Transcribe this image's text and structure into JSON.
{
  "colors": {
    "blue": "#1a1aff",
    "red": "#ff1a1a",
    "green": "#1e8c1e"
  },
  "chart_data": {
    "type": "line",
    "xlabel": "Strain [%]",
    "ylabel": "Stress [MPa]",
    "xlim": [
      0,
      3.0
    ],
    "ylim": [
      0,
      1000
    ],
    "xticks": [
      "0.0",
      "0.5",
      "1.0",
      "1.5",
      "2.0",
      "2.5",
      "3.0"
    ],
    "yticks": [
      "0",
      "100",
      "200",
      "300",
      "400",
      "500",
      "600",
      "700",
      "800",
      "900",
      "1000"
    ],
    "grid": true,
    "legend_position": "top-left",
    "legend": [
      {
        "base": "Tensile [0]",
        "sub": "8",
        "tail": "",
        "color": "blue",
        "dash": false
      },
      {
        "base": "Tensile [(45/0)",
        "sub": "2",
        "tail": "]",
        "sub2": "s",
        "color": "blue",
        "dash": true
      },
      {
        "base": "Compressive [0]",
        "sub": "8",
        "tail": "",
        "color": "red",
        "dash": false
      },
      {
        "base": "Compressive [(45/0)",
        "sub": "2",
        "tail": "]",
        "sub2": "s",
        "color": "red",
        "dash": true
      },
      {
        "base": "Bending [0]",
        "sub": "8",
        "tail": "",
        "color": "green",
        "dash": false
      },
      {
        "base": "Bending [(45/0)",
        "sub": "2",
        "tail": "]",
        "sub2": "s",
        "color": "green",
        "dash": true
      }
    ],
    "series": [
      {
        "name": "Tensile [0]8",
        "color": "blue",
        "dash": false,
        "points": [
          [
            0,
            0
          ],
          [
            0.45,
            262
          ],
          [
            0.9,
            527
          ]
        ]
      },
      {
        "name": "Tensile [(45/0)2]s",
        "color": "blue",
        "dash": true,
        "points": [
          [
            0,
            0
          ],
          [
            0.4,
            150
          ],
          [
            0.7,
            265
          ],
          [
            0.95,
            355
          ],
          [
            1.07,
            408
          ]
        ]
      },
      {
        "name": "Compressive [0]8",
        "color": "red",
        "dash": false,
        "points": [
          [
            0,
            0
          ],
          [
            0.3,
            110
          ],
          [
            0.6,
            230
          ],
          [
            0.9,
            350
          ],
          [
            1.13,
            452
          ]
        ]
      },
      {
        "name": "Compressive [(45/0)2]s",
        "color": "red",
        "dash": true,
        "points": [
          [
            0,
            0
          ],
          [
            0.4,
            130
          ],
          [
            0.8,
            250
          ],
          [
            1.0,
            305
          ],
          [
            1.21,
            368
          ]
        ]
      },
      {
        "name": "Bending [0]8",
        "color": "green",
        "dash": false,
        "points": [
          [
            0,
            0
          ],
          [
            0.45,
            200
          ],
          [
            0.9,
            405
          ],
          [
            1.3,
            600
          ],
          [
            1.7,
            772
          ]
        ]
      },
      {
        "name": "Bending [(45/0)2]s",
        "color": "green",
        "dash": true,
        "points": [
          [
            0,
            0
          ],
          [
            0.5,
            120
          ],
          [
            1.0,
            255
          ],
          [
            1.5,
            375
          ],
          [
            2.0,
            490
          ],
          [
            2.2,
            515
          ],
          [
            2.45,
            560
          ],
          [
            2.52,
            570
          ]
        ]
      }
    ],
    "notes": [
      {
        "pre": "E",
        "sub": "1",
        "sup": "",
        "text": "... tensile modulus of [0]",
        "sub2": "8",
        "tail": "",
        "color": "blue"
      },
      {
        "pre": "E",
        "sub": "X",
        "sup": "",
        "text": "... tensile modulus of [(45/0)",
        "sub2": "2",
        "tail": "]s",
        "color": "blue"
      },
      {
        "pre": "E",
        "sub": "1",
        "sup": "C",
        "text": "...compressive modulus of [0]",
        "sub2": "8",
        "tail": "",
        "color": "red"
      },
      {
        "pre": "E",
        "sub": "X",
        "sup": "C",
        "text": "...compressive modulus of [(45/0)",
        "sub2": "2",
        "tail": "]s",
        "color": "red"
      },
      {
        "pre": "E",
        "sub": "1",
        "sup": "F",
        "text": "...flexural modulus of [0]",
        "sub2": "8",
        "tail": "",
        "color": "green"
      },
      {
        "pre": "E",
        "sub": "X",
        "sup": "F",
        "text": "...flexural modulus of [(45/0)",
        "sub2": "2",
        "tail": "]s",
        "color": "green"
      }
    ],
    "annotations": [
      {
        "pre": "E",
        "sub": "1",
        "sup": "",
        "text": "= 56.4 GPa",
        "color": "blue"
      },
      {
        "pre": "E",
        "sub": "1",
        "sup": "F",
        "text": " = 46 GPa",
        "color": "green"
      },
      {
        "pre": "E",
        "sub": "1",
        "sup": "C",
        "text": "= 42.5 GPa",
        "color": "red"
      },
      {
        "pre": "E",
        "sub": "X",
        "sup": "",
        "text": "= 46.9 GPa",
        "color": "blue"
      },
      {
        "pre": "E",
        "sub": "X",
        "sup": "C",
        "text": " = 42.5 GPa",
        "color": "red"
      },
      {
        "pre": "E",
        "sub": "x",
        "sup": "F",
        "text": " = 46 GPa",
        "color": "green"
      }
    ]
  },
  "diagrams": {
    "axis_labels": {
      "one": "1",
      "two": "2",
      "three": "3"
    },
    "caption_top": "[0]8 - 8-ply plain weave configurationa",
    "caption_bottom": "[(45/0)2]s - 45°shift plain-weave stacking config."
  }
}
● ● ● ● ● ● ●
*Description of the task:*
Write out every record, exactly as written.

*Exercise response:*
Transcribe this image's text and structure into JSON.
{
  "colors": {
    "blue": "#1a1aff",
    "red": "#ff1a1a",
    "green": "#1e8c1e"
  },
  "chart_data": {
    "type": "line",
    "xlabel": "Strain [%]",
    "ylabel": "Stress [MPa]",
    "xlim": [
      0,
      3.0
    ],
    "ylim": [
      0,
      1000
    ],
    "xticks": [
      "0.0",
      "0.5",
      "1.0",
      "1.5",
      "2.0",
      "2.5",
      "3.0"
    ],
    "yticks": [
      "0",
      "100",
      "200",
      "300",
      "400",
      "500",
      "600",
      "700",
      "800",
      "900",
      "1000"
    ],
    "grid": true,
    "legend_position": "top-left",
    "legend": [
      {
        "base": "Tensile [0]",
        "sub": "8",
        "tail": "",
        "color": "blue",
        "dash": false
      },
      {
        "base": "Tensile [(45/0)",
        "sub": "2",
        "tail": "]",
        "sub2": "s",
        "color": "blue",
        "dash": true
      },
      {
        "base": "Compressive [0]",
        "sub": "8",
        "tail": "",
        "color": "red",
        "dash": false
      },
      {
        "base": "Compressive [(45/0)",
        "sub": "2",
        "tail": "]",
        "sub2": "s",
        "color": "red",
        "dash": true
      },
      {
        "base": "Bending [0]",
        "sub": "8",
        "tail": "",
        "color": "green",
        "dash": false
      },
      {
        "base": "Bending [(45/0)",
        "sub": "2",
        "tail": "]",
        "sub2": "s",
        "color": "green",
        "dash": true
      }
    ],
    "series": [
      {
        "name": "Tensile [0]8",
        "color": "blue",
        "dash": false,
        "points": [
          [
            0,
            0
          ],
          [
            0.45,
            262
          ],
          [
            0.9,
            527
          ]
        ]
      },
      {
        "name": "Tensile [(45/0)2]s",
        "color": "blue",
        "dash": true,
        "points": [
          [
            0,
            0
          ],
          [
            0.4,
            150
          ],
          [
            0.7,
            265
          ],
          [
            0.95,
            355
          ],
          [
            1.07,
            408
          ]
        ]
      },
      {
        "name": "Compressive [0]8",
        "color": "red",
        "dash": false,
        "points": [
          [
            0,
            0
          ],
          [
            0.3,
            110
          ],
          [
            0.6,
            230
          ],
          [
            0.9,
            350
          ],
          [
            1.13,
            452
          ]
        ]
      },
      {
        "name": "Compressive [(45/0)2]s",
        "color": "red",
        "dash": true,
        "points": [
          [
            0,
            0
          ],
          [
            0.4,
            130
          ],
          [
            0.8,
            250
          ],
          [
            1.0,
            305
          ],
          [
            1.21,
            368
          ]
        ]
      },
      {
        "name": "Bending [0]8",
        "color": "green",
        "dash": false,
        "points": [
          [
            0,
            0
          ],
          [
            0.45,
            200
          ],
          [
            0.9,
            405
          ],
          [
            1.3,
            600
          ],
          [
            1.7,
            772
          ]
        ]
      },
      {
        "name": "Bending [(45/0)2]s",
        "color": "green",
        "dash": true,
        "points": [
          [
            0,
            0
          ],
          [
            0.5,
            120
          ],
          [
            1.0,
            255
          ],
          [
            1.5,
            375
          ],
          [
            2.0,
            490
          ],
          [
            2.2,
            515
          ],
          [
            2.45,
            560
          ],
          [
            2.52,
            570
          ]
        ]
      }
    ],
    "notes": [
      {
        "pre": "E",
        "sub": "1",
        "sup": "",
        "text": "... tensile modulus of [0]",
        "sub2": "8",
        "tail": "",
        "color": "blue"
      },
      {
        "pre": "E",
        "sub": "X",
        "sup": "",
        "text": "... tensile modulus of [(45/0)",
        "sub2": "2",
        "tail": "]s",
        "color": "blue"
      },
      {
        "pre": "E",
        "sub": "1",
        "sup": "C",
        "text": "...compressive modulus of [0]",
        "sub2": "8",
        "tail": "",
        "color": "red"
      },
      {
        "pre": "E",
        "sub": "X",
        "sup": "C",
        "text": "...compressive modulus of [(45/0)",
        "sub2": "2",
        "tail": "]s",
        "color": "red"
      },
      {
        "pre": "E",
        "sub": "1",
        "sup": "F",
        "text": "...flexural modulus of [0]",
        "sub2": "8",
        "tail": "",
        "color": "green"
      },
      {
        "pre": "E",
        "sub": "X",
        "sup": "F",
        "text": "...flexural modulus of [(45/0)",
        "sub2": "2",
        "tail": "]s",
        "color": "green"
      }
    ],
    "annotations": [
      {
        "pre": "E",
        "sub": "1",
        "sup": "",
        "text": "= 56.4 GPa",
        "color": "blue"
      },
      {
        "pre": "E",
        "sub": "1",
        "sup": "F",
        "text": " = 46 GPa",
        "color": "green"
      },
      {
        "pre": "E",
        "sub": "1",
        "sup": "C",
        "text": "= 42.5 GPa",
        "color": "red"
      },
      {
        "pre": "E",
        "sub": "X",
        "sup": "",
        "text": "= 46.9 GPa",
        "color": "blue"
      },
      {
        "pre": "E",
        "sub": "X",
        "sup": "C",
        "text": " = 42.5 GPa",
        "color": "red"
      },
      {
        "pre": "E",
        "sub": "x",
        "sup": "F",
        "text": " = 46 GPa",
        "color": "green"
      }
    ]
  },
  "diagrams": {
    "axis_labels": {
      "one": "1",
      "two": "2",
      "three": "3"
    },
    "caption_top": "[0]8 - 8-ply plain weave configurationa",
    "caption_bottom": "[(45/0)2]s - 45°shift plain-weave stacking config."
  }
}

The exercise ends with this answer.